(Extracted records)
_ _ _ _

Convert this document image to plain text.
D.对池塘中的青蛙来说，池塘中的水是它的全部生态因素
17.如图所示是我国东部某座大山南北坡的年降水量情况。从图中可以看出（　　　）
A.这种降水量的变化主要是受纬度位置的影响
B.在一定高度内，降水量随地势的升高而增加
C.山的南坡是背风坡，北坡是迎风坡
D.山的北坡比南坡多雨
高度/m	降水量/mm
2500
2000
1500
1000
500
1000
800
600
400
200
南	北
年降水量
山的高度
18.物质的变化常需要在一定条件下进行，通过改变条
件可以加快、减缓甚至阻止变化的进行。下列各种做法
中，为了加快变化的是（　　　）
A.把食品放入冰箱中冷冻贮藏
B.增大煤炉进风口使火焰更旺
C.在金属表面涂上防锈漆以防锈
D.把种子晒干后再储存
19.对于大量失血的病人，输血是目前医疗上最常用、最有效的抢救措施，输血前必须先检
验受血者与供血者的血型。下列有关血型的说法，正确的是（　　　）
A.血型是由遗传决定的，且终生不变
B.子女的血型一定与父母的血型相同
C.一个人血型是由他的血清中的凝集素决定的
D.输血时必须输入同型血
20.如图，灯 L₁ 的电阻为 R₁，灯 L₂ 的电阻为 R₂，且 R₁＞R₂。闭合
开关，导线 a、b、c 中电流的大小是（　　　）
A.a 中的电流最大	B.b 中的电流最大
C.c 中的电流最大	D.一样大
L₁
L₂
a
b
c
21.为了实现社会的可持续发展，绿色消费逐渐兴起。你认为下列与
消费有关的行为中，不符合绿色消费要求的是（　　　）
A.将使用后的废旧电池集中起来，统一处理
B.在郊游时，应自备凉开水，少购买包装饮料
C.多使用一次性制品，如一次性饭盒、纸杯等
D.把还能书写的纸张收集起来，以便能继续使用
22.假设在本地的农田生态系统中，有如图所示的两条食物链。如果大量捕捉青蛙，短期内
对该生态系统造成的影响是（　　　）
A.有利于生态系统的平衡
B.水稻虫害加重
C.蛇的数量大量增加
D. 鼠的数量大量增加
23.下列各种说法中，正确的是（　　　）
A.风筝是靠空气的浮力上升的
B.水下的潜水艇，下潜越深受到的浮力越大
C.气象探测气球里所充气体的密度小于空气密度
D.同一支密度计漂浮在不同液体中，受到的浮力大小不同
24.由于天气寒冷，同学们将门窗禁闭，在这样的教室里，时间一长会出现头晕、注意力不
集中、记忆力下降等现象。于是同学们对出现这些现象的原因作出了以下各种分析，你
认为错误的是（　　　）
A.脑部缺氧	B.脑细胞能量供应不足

_ _ _ _

**What you have to do:** Each line of the material must be restated exactly.

**Response to the task:**
Convert this document image to plain text.
D.对池塘中的青蛙来说，池塘中的水是它的全部生态因素
17.如图所示是我国东部某座大山南北坡的年降水量情况。从图中可以看出（　　　）
A.这种降水量的变化主要是受纬度位置的影响
B.在一定高度内，降水量随地势的升高而增加
C.山的南坡是背风坡，北坡是迎风坡
D.山的北坡比南坡多雨
高度/m	降水量/mm
2500
2000
1500
1000
500
1000
800
600
400
200
南	北
年降水量
山的高度
18.物质的变化常需要在一定条件下进行，通过改变条
件可以加快、减缓甚至阻止变化的进行。下列各种做法
中，为了加快变化的是（　　　）
A.把食品放入冰箱中冷冻贮藏
B.增大煤炉进风口使火焰更旺
C.在金属表面涂上防锈漆以防锈
D.把种子晒干后再储存
19.对于大量失血的病人，输血是目前医疗上最常用、最有效的抢救措施，输血前必须先检
验受血者与供血者的血型。下列有关血型的说法，正确的是（　　　）
A.血型是由遗传决定的，且终生不变
B.子女的血型一定与父母的血型相同
C.一个人血型是由他的血清中的凝集素决定的
D.输血时必须输入同型血
20.如图，灯 L₁ 的电阻为 R₁，灯 L₂ 的电阻为 R₂，且 R₁＞R₂。闭合
开关，导线 a、b、c 中电流的大小是（　　　）
A.a 中的电流最大	B.b 中的电流最大
C.c 中的电流最大	D.一样大
L₁
L₂
a
b
c
21.为了实现社会的可持续发展，绿色消费逐渐兴起。你认为下列与
消费有关的行为中，不符合绿色消费要求的是（　　　）
A.将使用后的废旧电池集中起来，统一处理
B.在郊游时，应自备凉开水，少购买包装饮料
C.多使用一次性制品，如一次性饭盒、纸杯等
D.把还能书写的纸张收集起来，以便能继续使用
22.假设在本地的农田生态系统中，有如图所示的两条食物链。如果大量捕捉青蛙，短期内
对该生态系统造成的影响是（　　　）
A.有利于生态系统的平衡
B.水稻虫害加重
C.蛇的数量大量增加
D. 鼠的数量大量增加
23.下列各种说法中，正确的是（　　　）
A.风筝是靠空气的浮力上升的
B.水下的潜水艇，下潜越深受到的浮力越大
C.气象探测气球里所充气体的密度小于空气密度
D.同一支密度计漂浮在不同液体中，受到的浮力大小不同
24.由于天气寒冷，同学们将门窗禁闭，在这样的教室里，时间一长会出现头晕、注意力不
集中、记忆力下降等现象。于是同学们对出现这些现象的原因作出了以下各种分析，你
认为错误的是（　　　）
A.脑部缺氧	B.脑细胞能量供应不足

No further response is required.